#### Exercise prompt:
Drop every picture and give the entries back exactly.

#### Data shown

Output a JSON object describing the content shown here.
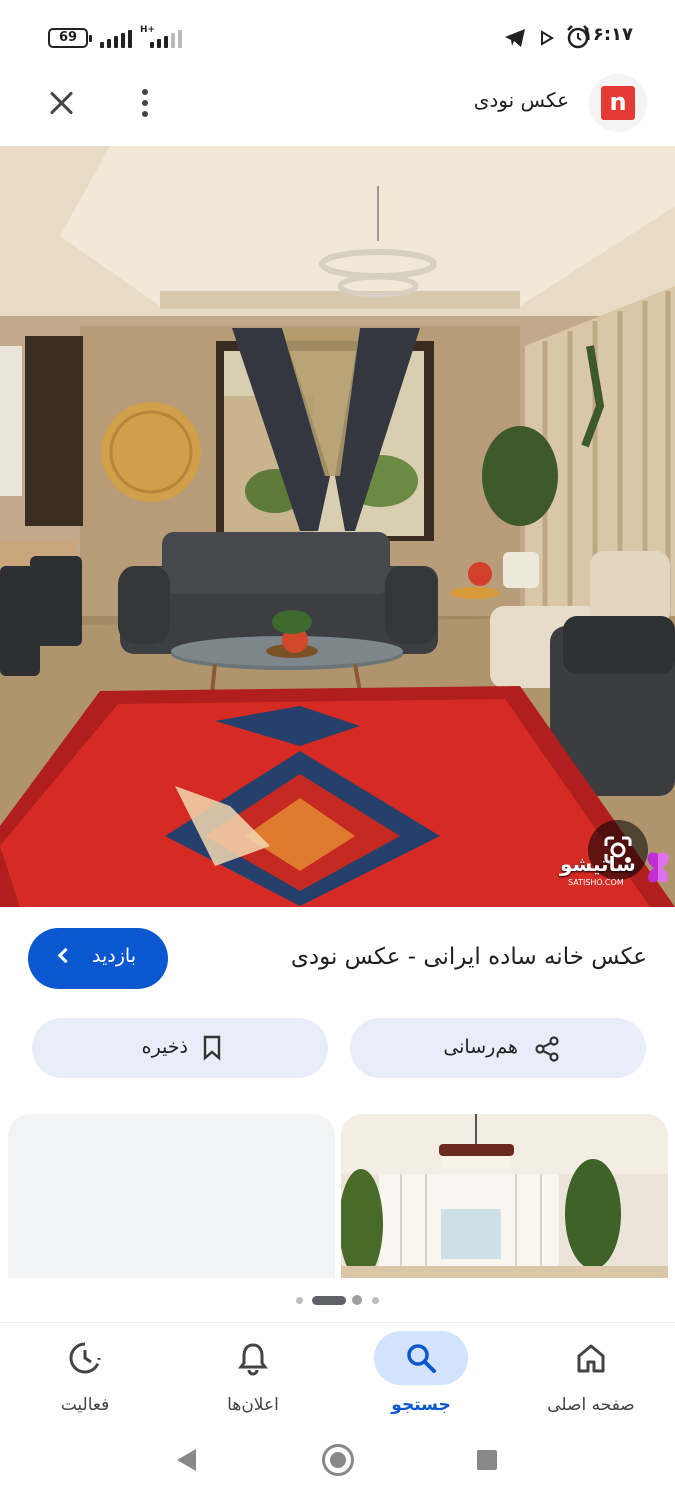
{
  "status_bar": {
    "battery": "69",
    "network": "H+",
    "time": "۱۶:۱۷"
  },
  "header": {
    "site_title": "عکس نودی",
    "site_logo_letter": "n"
  },
  "hero": {
    "watermark": "ساتیشو",
    "watermark_sub": "SATISHO.COM"
  },
  "result": {
    "caption": "عکس خانه ساده ایرانی - عکس نودی",
    "visit_label": "بازدید"
  },
  "actions": {
    "share_label": "هم‌رسانی",
    "save_label": "ذخیره"
  },
  "pager": {
    "pages": 4,
    "active_index": 1
  },
  "bottom_nav": [
    {
      "label": "فعالیت",
      "icon": "activity-icon",
      "active": false
    },
    {
      "label": "اعلان‌ها",
      "icon": "bell-icon",
      "active": false
    },
    {
      "label": "جستجو",
      "icon": "search-icon",
      "active": true
    },
    {
      "label": "صفحه اصلی",
      "icon": "home-icon",
      "active": false
    }
  ],
  "colors": {
    "accent": "#0b57d0",
    "pill_bg": "#e8eef8",
    "active_tab_bg": "#d3e3fd",
    "logo_red": "#e53935"
  }
}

########

#### Exercise solution:
Output a JSON object describing the content shown here.
{
  "status_bar": {
    "battery": "69",
    "network": "H+",
    "time": "۱۶:۱۷"
  },
  "header": {
    "site_title": "عکس نودی",
    "site_logo_letter": "n"
  },
  "hero": {
    "watermark": "ساتیشو",
    "watermark_sub": "SATISHO.COM"
  },
  "result": {
    "caption": "عکس خانه ساده ایرانی - عکس نودی",
    "visit_label": "بازدید"
  },
  "actions": {
    "share_label": "هم‌رسانی",
    "save_label": "ذخیره"
  },
  "pager": {
    "pages": 4,
    "active_index": 1
  },
  "bottom_nav": [
    {
      "label": "فعالیت",
      "icon": "activity-icon",
      "active": false
    },
    {
      "label": "اعلان‌ها",
      "icon": "bell-icon",
      "active": false
    },
    {
      "label": "جستجو",
      "icon": "search-icon",
      "active": true
    },
    {
      "label": "صفحه اصلی",
      "icon": "home-icon",
      "active": false
    }
  ],
  "colors": {
    "accent": "#0b57d0",
    "pill_bg": "#e8eef8",
    "active_tab_bg": "#d3e3fd",
    "logo_red": "#e53935"
  }
}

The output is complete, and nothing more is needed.